The risk is removed with a cash transaction. Then, the balance sheet of the buyer will be
modified and the decision maker should take into account the effects on the reported financial
results. For example, in a pure cash deal (financed from the company’s current account),
liquidity ratios might decrease. On the other hand, in a pure stock for stock transaction (financed
from the issuance of new shares), the company might show lower profitability ratios (e.g. ROA).
However, economic dilution must prevail towards accounting dilution when making the choice.
The form of payment and financing options are tightly linked. If the buyer pays cash, there are
three main financing options:
- Cash on hand: it consumes financial slack (excess cash or unused debt capacity) and may
decrease debt rating. There are no major transaction costs.
- Issue of debt: it consumes financial slack, may decrease debt rating and increase cost of debt.
Transaction costs include underwriting or closing costs of 1% to 3% of the face value.
- Issue of stock: it increases financial slack, may improve debt rating and reduce cost of debt.

Challenges |
a) How would you put this sentence from the passage on acquisition financing into Spanish: "The form of payment and financing options are tightly linked."
b) Can you extend the passage on acquisition financing with a few more sentences, starting after its final line?
These entries have no connection to the passage on acquisition financing.

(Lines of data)

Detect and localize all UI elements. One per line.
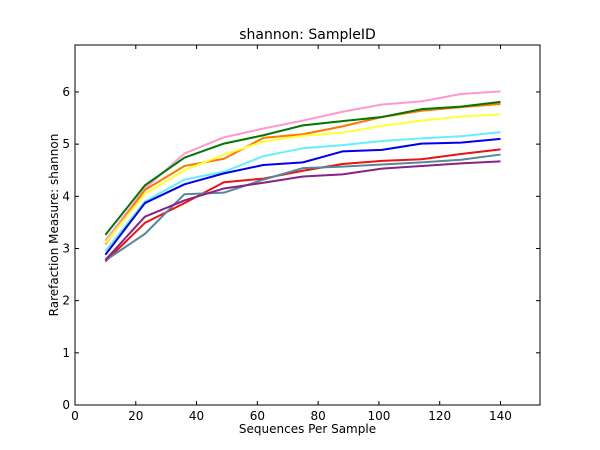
x-axis-label: Sequences Per Sample — [239, 422, 376, 436]
x-tick-label: 40 — [189, 409, 204, 423]
series-line-8 — [104, 153, 501, 262]
series-line-9 — [104, 160, 501, 261]
y-tick-label: 1 — [62, 346, 70, 360]
x-tick-label: 20 — [128, 409, 143, 423]
x-tick-label: 80 — [310, 409, 325, 423]
series-line-7 — [104, 148, 501, 263]
plot-frame — [74, 44, 541, 406]
y-tick-label: 3 — [62, 241, 70, 255]
series-line-3 — [104, 100, 501, 236]
y-tick-label: 5 — [62, 137, 70, 151]
chart-title: shannon: SampleID — [239, 27, 376, 43]
series-line-4 — [104, 113, 501, 244]
series-line-6 — [104, 137, 501, 256]
series-line-2 — [104, 102, 501, 245]
x-tick-label: 120 — [428, 409, 451, 423]
y-tick-label: 6 — [62, 85, 70, 99]
series-line-5 — [104, 131, 501, 252]
series-layer — [104, 90, 501, 263]
x-tick-label: 0 — [71, 409, 79, 423]
y-tick-label: 0 — [62, 398, 70, 412]
y-axis-label: Rarefaction Measure: shannon — [47, 134, 61, 317]
x-tick-label: 100 — [367, 409, 390, 423]
x-tick-label: 60 — [250, 409, 265, 423]
x-tick-label: 140 — [489, 409, 512, 423]
y-tick-label: 4 — [62, 189, 70, 203]
series-line-1 — [104, 90, 501, 242]
y-tick-label: 2 — [62, 294, 70, 308]
tick-layer: 0 20 40 60 80 100 120 140 0 1 2 3 4 5 6 — [62, 45, 540, 423]
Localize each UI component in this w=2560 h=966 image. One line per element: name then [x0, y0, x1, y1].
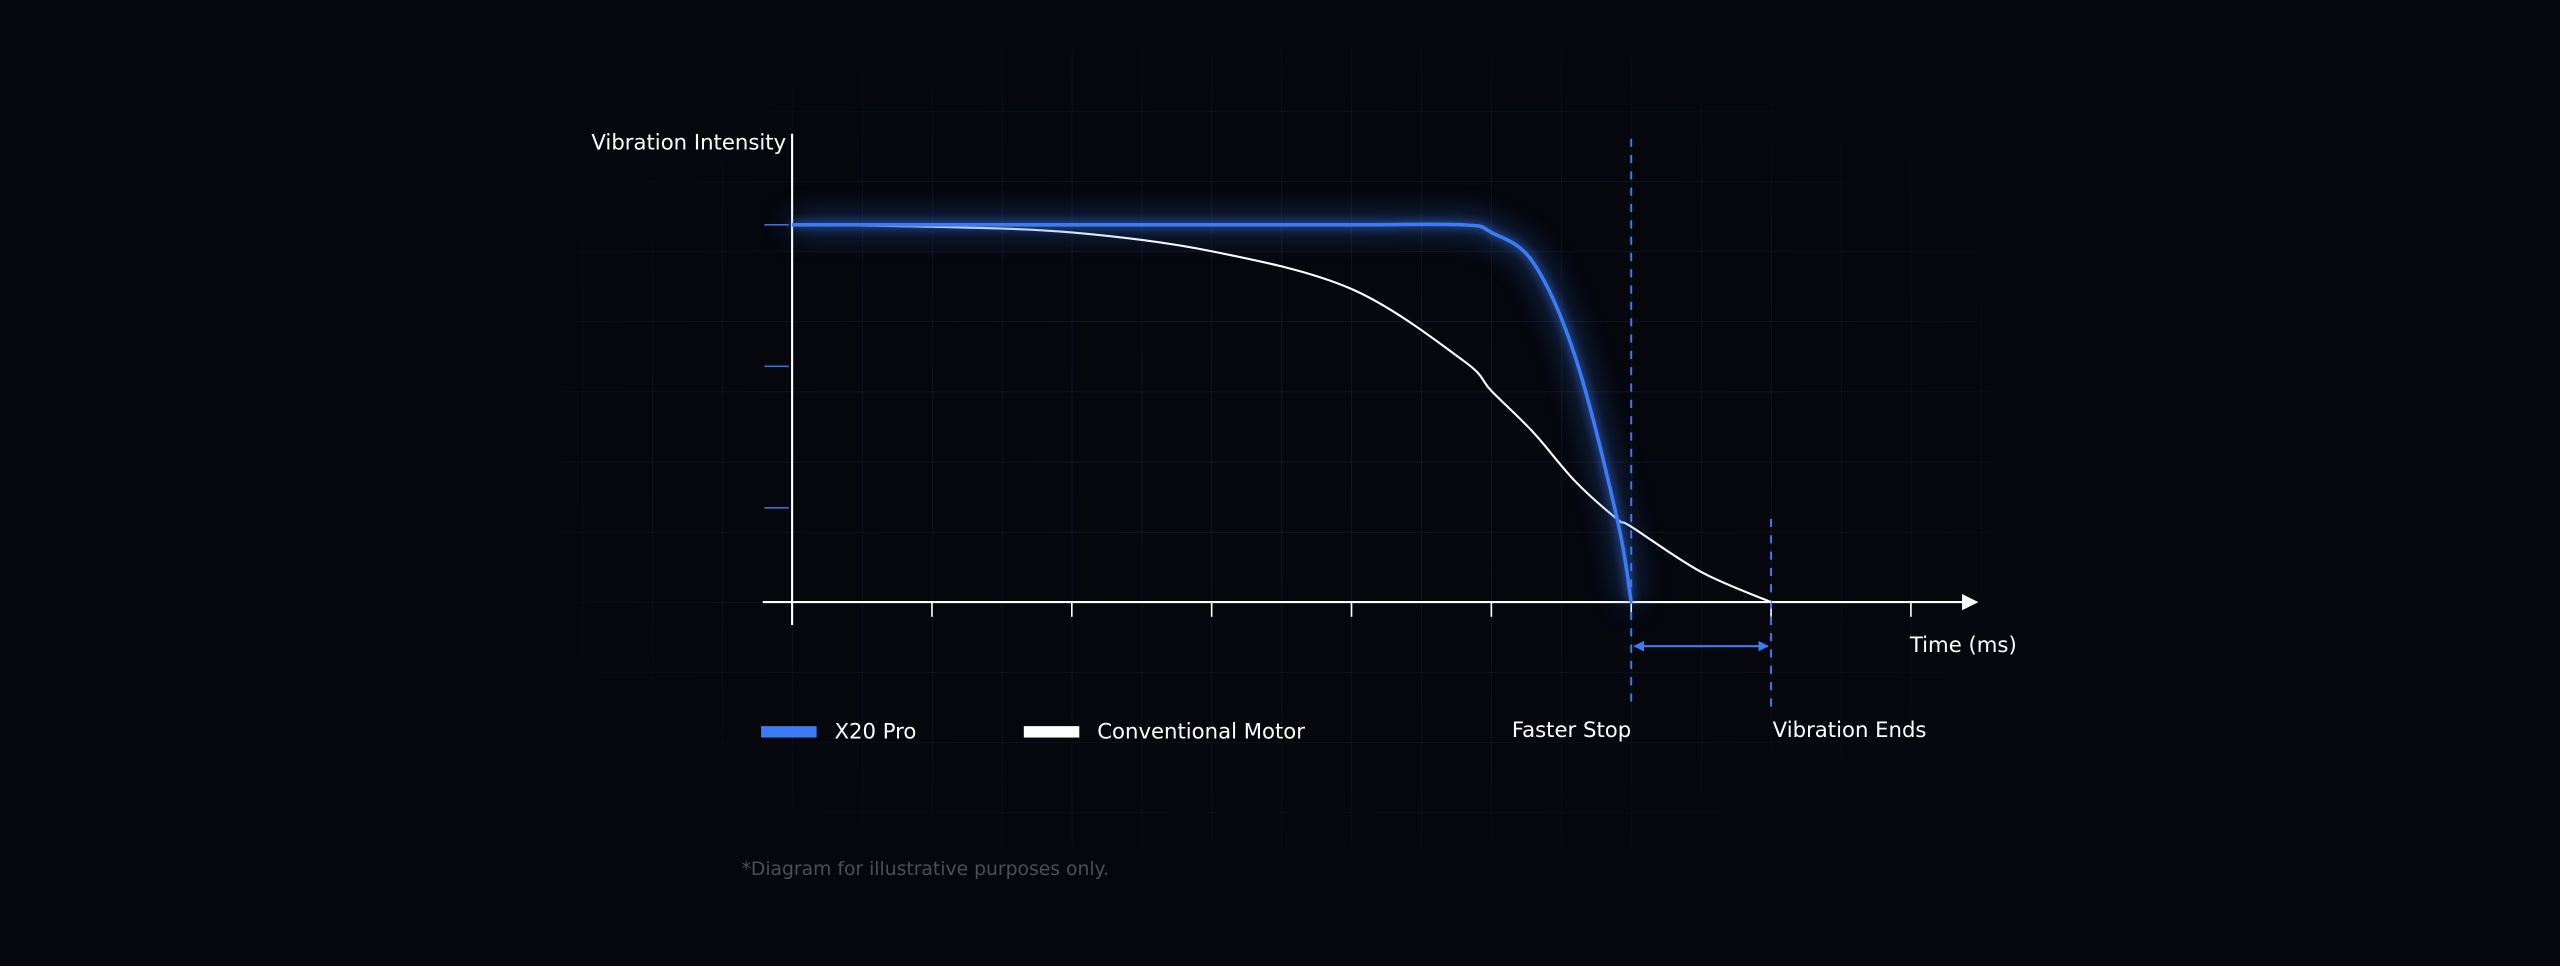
legend-label: Conventional Motor — [1097, 720, 1305, 745]
legend-swatch — [1023, 726, 1080, 738]
legend-swatch — [761, 726, 817, 738]
footnote: *Diagram for illustrative purposes only. — [742, 859, 1109, 880]
annotation-label: Vibration Ends — [1773, 718, 1927, 743]
x-axis-arrow — [1962, 593, 1979, 611]
annotation-label: Faster Stop — [1512, 718, 1631, 743]
series-line — [792, 222, 1633, 603]
y-axis-label: Vibration Intensity — [591, 131, 786, 156]
background-grid — [555, 48, 1992, 849]
legend-label: X20 Pro — [835, 720, 917, 745]
series-line — [792, 223, 1772, 604]
x-axis-label: Time (ms) — [1909, 633, 2017, 658]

Set of answers |
a) La forma de pago y las opciones de financiación están estrechamente vinculadas.

b)
Transaction costs include fees for preparation of a proxy statement, an extraordinary shareholder
meeting and registration.
If the buyer pays with stock, the financing possibilities are:
- Issue of stock (same effects and transaction costs as described above).
- Shares in treasury: it increases financial slack (if they don’t have to be repurchased on the
market), may improve debt rating and reduce cost of debt. Transaction costs include brokerage
fees if shares are repurchased in the market otherwise there are no major costs.
In general, stock will create financial flexibility. Transaction costs must also be considered but
tend to have a greater impact on the payment decision for larger transactions. Finally, paying
cash or with shares is a way to signal value to the other party, e.g.: buyers tend to offer stock
when they believe their shares are overvalued and cash when undervalued.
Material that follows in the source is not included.